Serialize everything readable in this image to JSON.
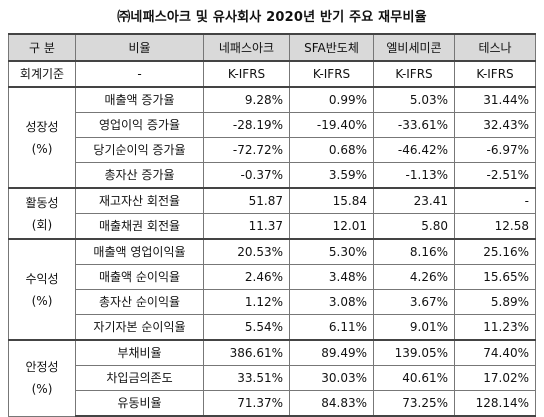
{
  "title": "㈜네패스아크 및 유사회사 2020년 반기 주요 재무비율",
  "headers": [
    "구 분",
    "비율",
    "네패스아크",
    "SFA반도체",
    "엘비세미콘",
    "테스나"
  ],
  "accounting": {
    "label": "회계기준",
    "ratio": "-",
    "values": [
      "K-IFRS",
      "K-IFRS",
      "K-IFRS",
      "K-IFRS"
    ]
  },
  "groups": [
    {
      "category_line1": "성장성",
      "category_line2": "(%)",
      "rows": [
        {
          "label": "매출액 증가율",
          "values": [
            "9.28%",
            "0.99%",
            "5.03%",
            "31.44%"
          ]
        },
        {
          "label": "영업이익 증가율",
          "values": [
            "-28.19%",
            "-19.40%",
            "-33.61%",
            "32.43%"
          ]
        },
        {
          "label": "당기순이익 증가율",
          "values": [
            "-72.72%",
            "0.68%",
            "-46.42%",
            "-6.97%"
          ]
        },
        {
          "label": "총자산 증가율",
          "values": [
            "-0.37%",
            "3.59%",
            "-1.13%",
            "-2.51%"
          ]
        }
      ]
    },
    {
      "category_line1": "활동성",
      "category_line2": "(회)",
      "rows": [
        {
          "label": "재고자산 회전율",
          "values": [
            "51.87",
            "15.84",
            "23.41",
            "-"
          ]
        },
        {
          "label": "매출채권 회전율",
          "values": [
            "11.37",
            "12.01",
            "5.80",
            "12.58"
          ]
        }
      ]
    },
    {
      "category_line1": "수익성",
      "category_line2": "(%)",
      "rows": [
        {
          "label": "매출액 영업이익율",
          "values": [
            "20.53%",
            "5.30%",
            "8.16%",
            "25.16%"
          ]
        },
        {
          "label": "매출액 순이익율",
          "values": [
            "2.46%",
            "3.48%",
            "4.26%",
            "15.65%"
          ]
        },
        {
          "label": "총자산 순이익율",
          "values": [
            "1.12%",
            "3.08%",
            "3.67%",
            "5.89%"
          ]
        },
        {
          "label": "자기자본 순이익율",
          "values": [
            "5.54%",
            "6.11%",
            "9.01%",
            "11.23%"
          ]
        }
      ]
    },
    {
      "category_line1": "안정성",
      "category_line2": "(%)",
      "rows": [
        {
          "label": "부채비율",
          "values": [
            "386.61%",
            "89.49%",
            "139.05%",
            "74.40%"
          ]
        },
        {
          "label": "차입금의존도",
          "values": [
            "33.51%",
            "30.03%",
            "40.61%",
            "17.02%"
          ]
        },
        {
          "label": "유동비율",
          "values": [
            "71.37%",
            "84.83%",
            "73.25%",
            "128.14%"
          ]
        }
      ]
    }
  ]
}
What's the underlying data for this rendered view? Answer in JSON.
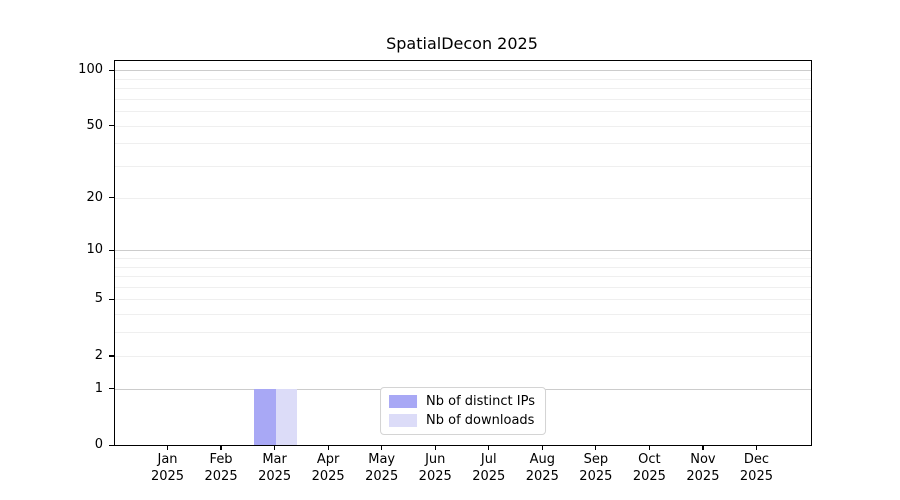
{
  "chart_data": {
    "type": "bar",
    "title": "SpatialDecon 2025",
    "categories": [
      {
        "month": "Jan",
        "year": "2025"
      },
      {
        "month": "Feb",
        "year": "2025"
      },
      {
        "month": "Mar",
        "year": "2025"
      },
      {
        "month": "Apr",
        "year": "2025"
      },
      {
        "month": "May",
        "year": "2025"
      },
      {
        "month": "Jun",
        "year": "2025"
      },
      {
        "month": "Jul",
        "year": "2025"
      },
      {
        "month": "Aug",
        "year": "2025"
      },
      {
        "month": "Sep",
        "year": "2025"
      },
      {
        "month": "Oct",
        "year": "2025"
      },
      {
        "month": "Nov",
        "year": "2025"
      },
      {
        "month": "Dec",
        "year": "2025"
      }
    ],
    "series": [
      {
        "name": "Nb of distinct IPs",
        "color": "#a8a8f5",
        "values": [
          0,
          0,
          1,
          0,
          0,
          0,
          0,
          0,
          0,
          0,
          0,
          0
        ]
      },
      {
        "name": "Nb of downloads",
        "color": "#dcdcf8",
        "values": [
          0,
          0,
          1,
          0,
          0,
          0,
          0,
          0,
          0,
          0,
          0,
          0
        ]
      }
    ],
    "y_ticks": [
      0,
      1,
      2,
      5,
      10,
      20,
      50,
      100
    ],
    "y_major_gridlines": [
      1,
      10,
      100
    ],
    "y_minor_gridlines": [
      2,
      3,
      4,
      5,
      6,
      7,
      8,
      9,
      20,
      30,
      40,
      50,
      60,
      70,
      80,
      90
    ],
    "y_scale": "log1p",
    "ylim": [
      0,
      112
    ],
    "xlabel": "",
    "ylabel": "",
    "grid": true,
    "legend_position": "lower center inside",
    "colors": {
      "grid_major": "#cccccc",
      "grid_minor": "#efefef",
      "spine": "#000000",
      "legend_border": "#d4d4d4",
      "background": "#ffffff"
    }
  }
}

_Prompt_
Leave the pictures out, and transcribe each of the records exactly.

_Answer to the task_
Serialize everything readable in this image to JSON.
{
  "title": "㈜네패스아크 및 유사회사 2020년 반기 주요 재무비율",
  "headers": [
    "구 분",
    "비율",
    "네패스아크",
    "SFA반도체",
    "엘비세미콘",
    "테스나"
  ],
  "accounting": {
    "label": "회계기준",
    "ratio": "-",
    "values": [
      "K-IFRS",
      "K-IFRS",
      "K-IFRS",
      "K-IFRS"
    ]
  },
  "groups": [
    {
      "category_line1": "성장성",
      "category_line2": "(%)",
      "rows": [
        {
          "label": "매출액 증가율",
          "values": [
            "9.28%",
            "0.99%",
            "5.03%",
            "31.44%"
          ]
        },
        {
          "label": "영업이익 증가율",
          "values": [
            "-28.19%",
            "-19.40%",
            "-33.61%",
            "32.43%"
          ]
        },
        {
          "label": "당기순이익 증가율",
          "values": [
            "-72.72%",
            "0.68%",
            "-46.42%",
            "-6.97%"
          ]
        },
        {
          "label": "총자산 증가율",
          "values": [
            "-0.37%",
            "3.59%",
            "-1.13%",
            "-2.51%"
          ]
        }
      ]
    },
    {
      "category_line1": "활동성",
      "category_line2": "(회)",
      "rows": [
        {
          "label": "재고자산 회전율",
          "values": [
            "51.87",
            "15.84",
            "23.41",
            "-"
          ]
        },
        {
          "label": "매출채권 회전율",
          "values": [
            "11.37",
            "12.01",
            "5.80",
            "12.58"
          ]
        }
      ]
    },
    {
      "category_line1": "수익성",
      "category_line2": "(%)",
      "rows": [
        {
          "label": "매출액 영업이익율",
          "values": [
            "20.53%",
            "5.30%",
            "8.16%",
            "25.16%"
          ]
        },
        {
          "label": "매출액 순이익율",
          "values": [
            "2.46%",
            "3.48%",
            "4.26%",
            "15.65%"
          ]
        },
        {
          "label": "총자산 순이익율",
          "values": [
            "1.12%",
            "3.08%",
            "3.67%",
            "5.89%"
          ]
        },
        {
          "label": "자기자본 순이익율",
          "values": [
            "5.54%",
            "6.11%",
            "9.01%",
            "11.23%"
          ]
        }
      ]
    },
    {
      "category_line1": "안정성",
      "category_line2": "(%)",
      "rows": [
        {
          "label": "부채비율",
          "values": [
            "386.61%",
            "89.49%",
            "139.05%",
            "74.40%"
          ]
        },
        {
          "label": "차입금의존도",
          "values": [
            "33.51%",
            "30.03%",
            "40.61%",
            "17.02%"
          ]
        },
        {
          "label": "유동비율",
          "values": [
            "71.37%",
            "84.83%",
            "73.25%",
            "128.14%"
          ]
        }
      ]
    }
  ]
}
What's the underlying data for this rendered view? Answer in JSON.
{
  "chart_data": {
    "type": "bar",
    "title": "SpatialDecon 2025",
    "categories": [
      {
        "month": "Jan",
        "year": "2025"
      },
      {
        "month": "Feb",
        "year": "2025"
      },
      {
        "month": "Mar",
        "year": "2025"
      },
      {
        "month": "Apr",
        "year": "2025"
      },
      {
        "month": "May",
        "year": "2025"
      },
      {
        "month": "Jun",
        "year": "2025"
      },
      {
        "month": "Jul",
        "year": "2025"
      },
      {
        "month": "Aug",
        "year": "2025"
      },
      {
        "month": "Sep",
        "year": "2025"
      },
      {
        "month": "Oct",
        "year": "2025"
      },
      {
        "month": "Nov",
        "year": "2025"
      },
      {
        "month": "Dec",
        "year": "2025"
      }
    ],
    "series": [
      {
        "name": "Nb of distinct IPs",
        "color": "#a8a8f5",
        "values": [
          0,
          0,
          1,
          0,
          0,
          0,
          0,
          0,
          0,
          0,
          0,
          0
        ]
      },
      {
        "name": "Nb of downloads",
        "color": "#dcdcf8",
        "values": [
          0,
          0,
          1,
          0,
          0,
          0,
          0,
          0,
          0,
          0,
          0,
          0
        ]
      }
    ],
    "y_ticks": [
      0,
      1,
      2,
      5,
      10,
      20,
      50,
      100
    ],
    "y_major_gridlines": [
      1,
      10,
      100
    ],
    "y_minor_gridlines": [
      2,
      3,
      4,
      5,
      6,
      7,
      8,
      9,
      20,
      30,
      40,
      50,
      60,
      70,
      80,
      90
    ],
    "y_scale": "log1p",
    "ylim": [
      0,
      112
    ],
    "xlabel": "",
    "ylabel": "",
    "grid": true,
    "legend_position": "lower center inside",
    "colors": {
      "grid_major": "#cccccc",
      "grid_minor": "#efefef",
      "spine": "#000000",
      "legend_border": "#d4d4d4",
      "background": "#ffffff"
    }
  }
}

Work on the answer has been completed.